**Goal:** Please copy out the material below line for line, keeping every character the same, but leave out the pictures.
►
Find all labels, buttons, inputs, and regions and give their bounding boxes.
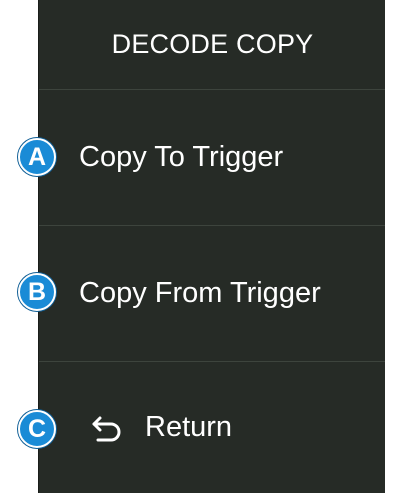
callout-badge-a: A <box>18 138 56 176</box>
decode-copy-menu: DECODE COPY Copy To Trigger Copy From Tr… <box>38 0 386 493</box>
right-margin <box>385 0 397 493</box>
return-label: Return <box>145 411 233 443</box>
copy-to-trigger-label: Copy To Trigger <box>79 141 284 173</box>
menu-title: DECODE COPY <box>39 0 386 90</box>
copy-from-trigger-label: Copy From Trigger <box>79 277 321 309</box>
callout-badge-b: B <box>18 273 56 311</box>
return-button[interactable]: Return <box>39 362 386 493</box>
callout-badge-c: C <box>18 410 56 448</box>
return-arrow-icon <box>92 416 121 441</box>
copy-from-trigger-button[interactable]: Copy From Trigger <box>39 226 386 362</box>
copy-to-trigger-button[interactable]: Copy To Trigger <box>39 90 386 226</box>
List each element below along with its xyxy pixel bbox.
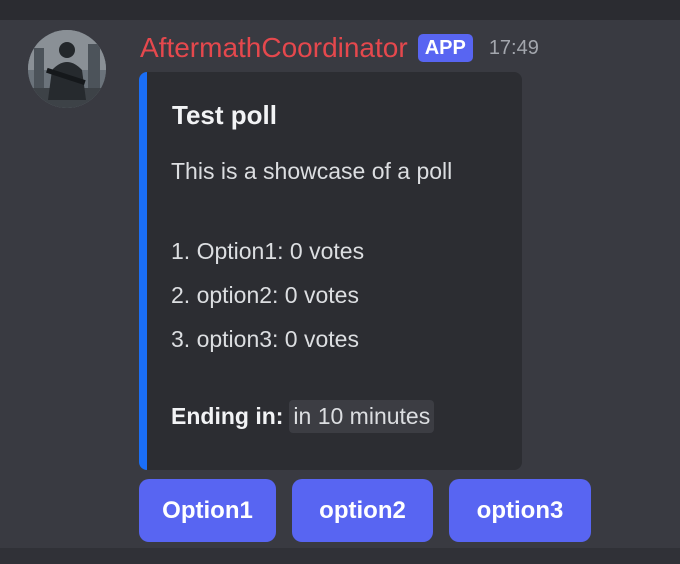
◄
**Expected output:**
Find all labels, buttons, inputs, and regions and give their bounding boxes.
callout-badge-a: A <box>18 138 56 176</box>
decode-copy-menu: DECODE COPY Copy To Trigger Copy From Tr… <box>38 0 386 493</box>
right-margin <box>385 0 397 493</box>
return-label: Return <box>145 411 233 443</box>
copy-to-trigger-label: Copy To Trigger <box>79 141 284 173</box>
menu-title: DECODE COPY <box>39 0 386 90</box>
copy-from-trigger-label: Copy From Trigger <box>79 277 321 309</box>
callout-badge-b: B <box>18 273 56 311</box>
return-button[interactable]: Return <box>39 362 386 493</box>
callout-badge-c: C <box>18 410 56 448</box>
return-arrow-icon <box>92 416 121 441</box>
copy-from-trigger-button[interactable]: Copy From Trigger <box>39 226 386 362</box>
copy-to-trigger-button[interactable]: Copy To Trigger <box>39 90 386 226</box>
List each element below along with its xyxy pixel bbox.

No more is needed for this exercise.